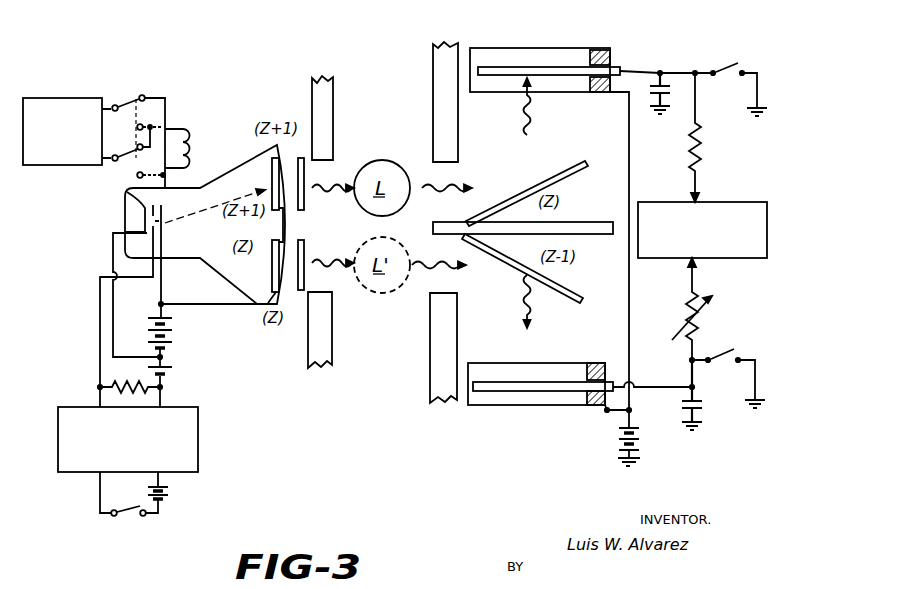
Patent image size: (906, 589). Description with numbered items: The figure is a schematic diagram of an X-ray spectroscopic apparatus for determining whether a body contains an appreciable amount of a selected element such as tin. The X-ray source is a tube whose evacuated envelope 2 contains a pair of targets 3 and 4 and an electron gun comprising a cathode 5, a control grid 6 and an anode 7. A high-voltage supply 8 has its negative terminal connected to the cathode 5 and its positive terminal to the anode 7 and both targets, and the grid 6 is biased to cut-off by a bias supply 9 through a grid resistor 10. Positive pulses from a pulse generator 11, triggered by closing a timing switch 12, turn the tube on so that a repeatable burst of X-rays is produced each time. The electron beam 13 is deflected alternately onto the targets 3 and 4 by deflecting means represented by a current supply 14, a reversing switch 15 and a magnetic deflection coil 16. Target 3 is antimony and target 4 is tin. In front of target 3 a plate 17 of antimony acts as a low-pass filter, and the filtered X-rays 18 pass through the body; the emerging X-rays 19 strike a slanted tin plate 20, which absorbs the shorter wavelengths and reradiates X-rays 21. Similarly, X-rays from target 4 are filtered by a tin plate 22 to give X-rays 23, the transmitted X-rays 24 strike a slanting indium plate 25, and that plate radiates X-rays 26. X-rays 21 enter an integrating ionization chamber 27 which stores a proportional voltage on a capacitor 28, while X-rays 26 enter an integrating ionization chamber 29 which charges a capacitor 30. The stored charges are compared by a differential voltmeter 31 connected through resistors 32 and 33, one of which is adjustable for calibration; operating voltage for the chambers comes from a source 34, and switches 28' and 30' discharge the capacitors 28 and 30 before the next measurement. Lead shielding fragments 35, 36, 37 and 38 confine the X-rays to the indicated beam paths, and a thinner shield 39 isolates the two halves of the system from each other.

The evacuated envelope 2 is at (242, 151).
The target 3 is at (271, 173).
The target 4 is at (271, 279).
The cathode 5 is at (127, 223).
The control grid 6 is at (126, 192).
The anode 7 is at (158, 208).
The high-voltage supply 8 is at (176, 333).
The bias supply 9 is at (176, 379).
The grid resistor 10 is at (123, 382).
The pulse generator 11 is at (196, 417).
The timing switch 12 is at (119, 519).
The electron beam 13 is at (225, 208).
The current supply 14 is at (68, 98).
The reversing switch 15 is at (133, 96).
The magnetic deflection coil 16 is at (194, 132).
The plate 17 is at (304, 208).
The filtered X-rays 18 is at (344, 178).
The emerging X-rays 19 is at (434, 188).
The plate 20 is at (572, 164).
The reradiated X-rays 21 is at (520, 142).
The plate 22 is at (304, 244).
The filtered X-rays 23 is at (318, 274).
The transmitted X-rays 24 is at (430, 273).
The slanting plate 25 is at (570, 280).
The radiated X-rays 26 is at (518, 312).
The integrating ionization chamber 27 is at (548, 50).
The capacitor 28 is at (665, 106).
The switch 28' is at (739, 76).
The integrating ionization chamber 29 is at (538, 363).
The capacitor 30 is at (706, 395).
The switch 30' is at (727, 358).
The differential voltmeter 31 is at (754, 190).
The resistor 32 is at (703, 143).
The resistor 33 is at (708, 325).
The source 34 is at (610, 447).
The shielding 35 is at (331, 96).
The shielding 36 is at (309, 355).
The shielding 37 is at (433, 101).
The shielding 38 is at (430, 355).
The shield 39 is at (600, 223).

## Stated problem:
Rewrite all of the rows above, substituting "block diagram" for every occurrence of "schematic diagram" and keeping everything else the same. Leave out the pictures.

## Result of this exercise:
Patent image size: (906, 589). Description with numbered items: The figure is a block diagram of an X-ray spectroscopic apparatus for determining whether a body contains an appreciable amount of a selected element such as tin. The X-ray source is a tube whose evacuated envelope 2 contains a pair of targets 3 and 4 and an electron gun comprising a cathode 5, a control grid 6 and an anode 7. A high-voltage supply 8 has its negative terminal connected to the cathode 5 and its positive terminal to the anode 7 and both targets, and the grid 6 is biased to cut-off by a bias supply 9 through a grid resistor 10. Positive pulses from a pulse generator 11, triggered by closing a timing switch 12, turn the tube on so that a repeatable burst of X-rays is produced each time. The electron beam 13 is deflected alternately onto the targets 3 and 4 by deflecting means represented by a current supply 14, a reversing switch 15 and a magnetic deflection coil 16. Target 3 is antimony and target 4 is tin. In front of target 3 a plate 17 of antimony acts as a low-pass filter, and the filtered X-rays 18 pass through the body; the emerging X-rays 19 strike a slanted tin plate 20, which absorbs the shorter wavelengths and reradiates X-rays 21. Similarly, X-rays from target 4 are filtered by a tin plate 22 to give X-rays 23, the transmitted X-rays 24 strike a slanting indium plate 25, and that plate radiates X-rays 26. X-rays 21 enter an integrating ionization chamber 27 which stores a proportional voltage on a capacitor 28, while X-rays 26 enter an integrating ionization chamber 29 which charges a capacitor 30. The stored charges are compared by a differential voltmeter 31 connected through resistors 32 and 33, one of which is adjustable for calibration; operating voltage for the chambers comes from a source 34, and switches 28' and 30' discharge the capacitors 28 and 30 before the next measurement. Lead shielding fragments 35, 36, 37 and 38 confine the X-rays to the indicated beam paths, and a thinner shield 39 isolates the two halves of the system from each other.

The evacuated envelope 2 is at (242, 151).
The target 3 is at (271, 173).
The target 4 is at (271, 279).
The cathode 5 is at (127, 223).
The control grid 6 is at (126, 192).
The anode 7 is at (158, 208).
The high-voltage supply 8 is at (176, 333).
The bias supply 9 is at (176, 379).
The grid resistor 10 is at (123, 382).
The pulse generator 11 is at (196, 417).
The timing switch 12 is at (119, 519).
The electron beam 13 is at (225, 208).
The current supply 14 is at (68, 98).
The reversing switch 15 is at (133, 96).
The magnetic deflection coil 16 is at (194, 132).
The plate 17 is at (304, 208).
The filtered X-rays 18 is at (344, 178).
The emerging X-rays 19 is at (434, 188).
The plate 20 is at (572, 164).
The reradiated X-rays 21 is at (520, 142).
The plate 22 is at (304, 244).
The filtered X-rays 23 is at (318, 274).
The transmitted X-rays 24 is at (430, 273).
The slanting plate 25 is at (570, 280).
The radiated X-rays 26 is at (518, 312).
The integrating ionization chamber 27 is at (548, 50).
The capacitor 28 is at (665, 106).
The switch 28' is at (739, 76).
The integrating ionization chamber 29 is at (538, 363).
The capacitor 30 is at (706, 395).
The switch 30' is at (727, 358).
The differential voltmeter 31 is at (754, 190).
The resistor 32 is at (703, 143).
The resistor 33 is at (708, 325).
The source 34 is at (610, 447).
The shielding 35 is at (331, 96).
The shielding 36 is at (309, 355).
The shielding 37 is at (433, 101).
The shielding 38 is at (430, 355).
The shield 39 is at (600, 223).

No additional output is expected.